● Exercise description:
Reproduce the lines of the material exactly, excluding every image.

Records from a collection:

+--

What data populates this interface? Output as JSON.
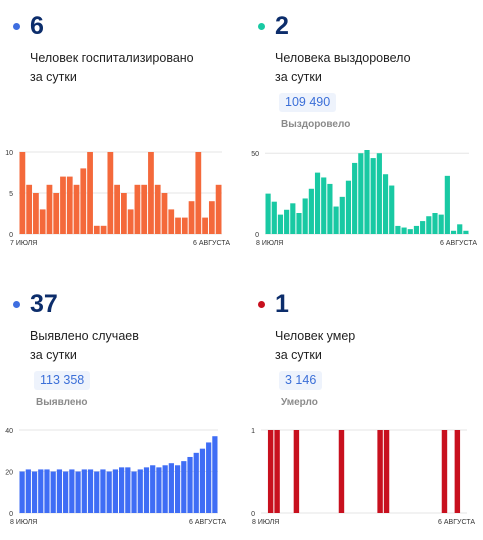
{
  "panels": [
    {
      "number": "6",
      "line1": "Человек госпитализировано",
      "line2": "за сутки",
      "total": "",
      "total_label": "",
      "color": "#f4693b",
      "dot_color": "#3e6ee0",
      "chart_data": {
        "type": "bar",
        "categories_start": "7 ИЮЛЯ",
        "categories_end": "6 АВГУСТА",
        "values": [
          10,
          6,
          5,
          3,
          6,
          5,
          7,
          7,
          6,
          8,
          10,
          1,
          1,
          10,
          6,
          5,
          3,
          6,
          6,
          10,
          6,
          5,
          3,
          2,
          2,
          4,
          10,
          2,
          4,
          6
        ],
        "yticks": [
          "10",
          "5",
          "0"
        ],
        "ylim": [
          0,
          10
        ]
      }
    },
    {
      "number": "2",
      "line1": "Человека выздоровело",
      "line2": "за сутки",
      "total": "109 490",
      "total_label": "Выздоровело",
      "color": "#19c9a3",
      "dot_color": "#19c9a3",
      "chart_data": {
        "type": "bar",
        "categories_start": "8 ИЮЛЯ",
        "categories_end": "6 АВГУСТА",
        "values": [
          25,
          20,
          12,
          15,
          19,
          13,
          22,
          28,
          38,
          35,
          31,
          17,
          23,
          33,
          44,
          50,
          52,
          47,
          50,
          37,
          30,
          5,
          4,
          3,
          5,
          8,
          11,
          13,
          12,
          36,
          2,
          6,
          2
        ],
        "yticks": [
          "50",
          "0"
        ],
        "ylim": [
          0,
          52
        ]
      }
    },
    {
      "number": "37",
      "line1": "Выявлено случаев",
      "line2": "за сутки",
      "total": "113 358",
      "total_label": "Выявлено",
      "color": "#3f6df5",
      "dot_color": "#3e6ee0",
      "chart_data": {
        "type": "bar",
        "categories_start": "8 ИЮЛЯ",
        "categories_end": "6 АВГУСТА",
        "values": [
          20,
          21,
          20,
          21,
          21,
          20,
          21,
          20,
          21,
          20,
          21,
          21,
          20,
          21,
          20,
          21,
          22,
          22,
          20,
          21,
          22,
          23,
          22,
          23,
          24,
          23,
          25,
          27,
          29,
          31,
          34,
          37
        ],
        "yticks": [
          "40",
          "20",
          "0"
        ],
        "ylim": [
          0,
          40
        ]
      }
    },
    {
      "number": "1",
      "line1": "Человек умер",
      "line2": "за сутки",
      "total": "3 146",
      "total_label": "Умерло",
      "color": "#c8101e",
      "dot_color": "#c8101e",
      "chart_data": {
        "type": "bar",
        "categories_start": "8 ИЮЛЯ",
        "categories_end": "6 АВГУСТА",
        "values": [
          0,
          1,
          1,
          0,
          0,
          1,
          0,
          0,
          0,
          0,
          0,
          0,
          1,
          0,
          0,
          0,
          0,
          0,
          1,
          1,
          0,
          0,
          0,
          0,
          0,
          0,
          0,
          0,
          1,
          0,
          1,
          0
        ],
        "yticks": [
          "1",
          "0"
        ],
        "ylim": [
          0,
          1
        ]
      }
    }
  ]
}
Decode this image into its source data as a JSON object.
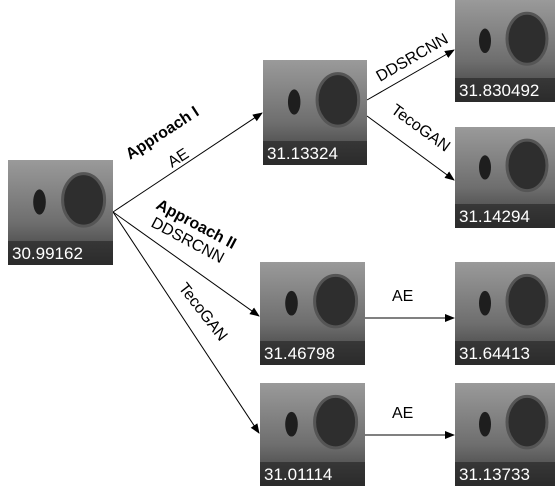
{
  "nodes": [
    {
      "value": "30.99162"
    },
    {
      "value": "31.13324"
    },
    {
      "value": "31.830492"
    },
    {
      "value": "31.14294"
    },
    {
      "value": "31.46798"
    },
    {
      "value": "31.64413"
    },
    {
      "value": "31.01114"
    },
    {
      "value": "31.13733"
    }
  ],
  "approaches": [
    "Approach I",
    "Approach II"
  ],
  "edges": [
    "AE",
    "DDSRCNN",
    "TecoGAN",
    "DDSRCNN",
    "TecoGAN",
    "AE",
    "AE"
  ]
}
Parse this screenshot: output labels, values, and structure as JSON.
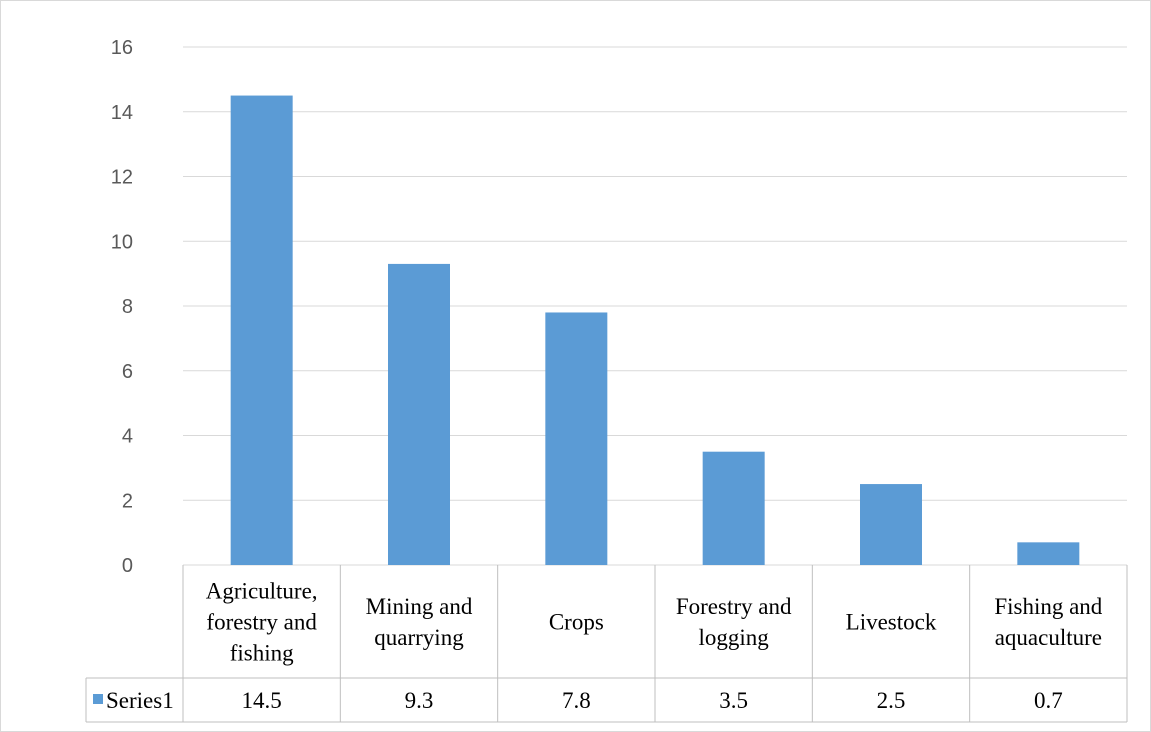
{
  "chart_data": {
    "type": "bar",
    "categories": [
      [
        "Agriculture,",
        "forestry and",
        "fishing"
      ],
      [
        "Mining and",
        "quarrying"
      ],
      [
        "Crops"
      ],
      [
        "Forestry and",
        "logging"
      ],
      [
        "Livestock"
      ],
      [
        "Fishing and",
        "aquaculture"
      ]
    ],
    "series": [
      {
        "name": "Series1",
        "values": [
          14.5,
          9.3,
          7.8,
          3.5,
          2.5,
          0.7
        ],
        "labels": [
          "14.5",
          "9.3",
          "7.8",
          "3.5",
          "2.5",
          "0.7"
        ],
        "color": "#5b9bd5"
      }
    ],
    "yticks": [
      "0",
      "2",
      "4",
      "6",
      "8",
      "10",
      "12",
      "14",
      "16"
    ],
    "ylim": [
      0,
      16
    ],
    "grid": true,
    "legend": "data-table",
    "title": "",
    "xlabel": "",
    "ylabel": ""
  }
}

+--

● Solved exercise:
What data populates this interface? Output as JSON.
{
  "panels": [
    {
      "number": "6",
      "line1": "Человек госпитализировано",
      "line2": "за сутки",
      "total": "",
      "total_label": "",
      "color": "#f4693b",
      "dot_color": "#3e6ee0",
      "chart_data": {
        "type": "bar",
        "categories_start": "7 ИЮЛЯ",
        "categories_end": "6 АВГУСТА",
        "values": [
          10,
          6,
          5,
          3,
          6,
          5,
          7,
          7,
          6,
          8,
          10,
          1,
          1,
          10,
          6,
          5,
          3,
          6,
          6,
          10,
          6,
          5,
          3,
          2,
          2,
          4,
          10,
          2,
          4,
          6
        ],
        "yticks": [
          "10",
          "5",
          "0"
        ],
        "ylim": [
          0,
          10
        ]
      }
    },
    {
      "number": "2",
      "line1": "Человека выздоровело",
      "line2": "за сутки",
      "total": "109 490",
      "total_label": "Выздоровело",
      "color": "#19c9a3",
      "dot_color": "#19c9a3",
      "chart_data": {
        "type": "bar",
        "categories_start": "8 ИЮЛЯ",
        "categories_end": "6 АВГУСТА",
        "values": [
          25,
          20,
          12,
          15,
          19,
          13,
          22,
          28,
          38,
          35,
          31,
          17,
          23,
          33,
          44,
          50,
          52,
          47,
          50,
          37,
          30,
          5,
          4,
          3,
          5,
          8,
          11,
          13,
          12,
          36,
          2,
          6,
          2
        ],
        "yticks": [
          "50",
          "0"
        ],
        "ylim": [
          0,
          52
        ]
      }
    },
    {
      "number": "37",
      "line1": "Выявлено случаев",
      "line2": "за сутки",
      "total": "113 358",
      "total_label": "Выявлено",
      "color": "#3f6df5",
      "dot_color": "#3e6ee0",
      "chart_data": {
        "type": "bar",
        "categories_start": "8 ИЮЛЯ",
        "categories_end": "6 АВГУСТА",
        "values": [
          20,
          21,
          20,
          21,
          21,
          20,
          21,
          20,
          21,
          20,
          21,
          21,
          20,
          21,
          20,
          21,
          22,
          22,
          20,
          21,
          22,
          23,
          22,
          23,
          24,
          23,
          25,
          27,
          29,
          31,
          34,
          37
        ],
        "yticks": [
          "40",
          "20",
          "0"
        ],
        "ylim": [
          0,
          40
        ]
      }
    },
    {
      "number": "1",
      "line1": "Человек умер",
      "line2": "за сутки",
      "total": "3 146",
      "total_label": "Умерло",
      "color": "#c8101e",
      "dot_color": "#c8101e",
      "chart_data": {
        "type": "bar",
        "categories_start": "8 ИЮЛЯ",
        "categories_end": "6 АВГУСТА",
        "values": [
          0,
          1,
          1,
          0,
          0,
          1,
          0,
          0,
          0,
          0,
          0,
          0,
          1,
          0,
          0,
          0,
          0,
          0,
          1,
          1,
          0,
          0,
          0,
          0,
          0,
          0,
          0,
          0,
          1,
          0,
          1,
          0
        ],
        "yticks": [
          "1",
          "0"
        ],
        "ylim": [
          0,
          1
        ]
      }
    }
  ]
}
Decode this image into its source data as a JSON object.
{
  "nodes": [
    {
      "value": "30.99162"
    },
    {
      "value": "31.13324"
    },
    {
      "value": "31.830492"
    },
    {
      "value": "31.14294"
    },
    {
      "value": "31.46798"
    },
    {
      "value": "31.64413"
    },
    {
      "value": "31.01114"
    },
    {
      "value": "31.13733"
    }
  ],
  "approaches": [
    "Approach I",
    "Approach II"
  ],
  "edges": [
    "AE",
    "DDSRCNN",
    "TecoGAN",
    "DDSRCNN",
    "TecoGAN",
    "AE",
    "AE"
  ]
}
Parse this screenshot: output labels, values, and structure as JSON.
{
  "chart_data": {
    "type": "bar",
    "categories": [
      [
        "Agriculture,",
        "forestry and",
        "fishing"
      ],
      [
        "Mining and",
        "quarrying"
      ],
      [
        "Crops"
      ],
      [
        "Forestry and",
        "logging"
      ],
      [
        "Livestock"
      ],
      [
        "Fishing and",
        "aquaculture"
      ]
    ],
    "series": [
      {
        "name": "Series1",
        "values": [
          14.5,
          9.3,
          7.8,
          3.5,
          2.5,
          0.7
        ],
        "labels": [
          "14.5",
          "9.3",
          "7.8",
          "3.5",
          "2.5",
          "0.7"
        ],
        "color": "#5b9bd5"
      }
    ],
    "yticks": [
      "0",
      "2",
      "4",
      "6",
      "8",
      "10",
      "12",
      "14",
      "16"
    ],
    "ylim": [
      0,
      16
    ],
    "grid": true,
    "legend": "data-table",
    "title": "",
    "xlabel": "",
    "ylabel": ""
  }
}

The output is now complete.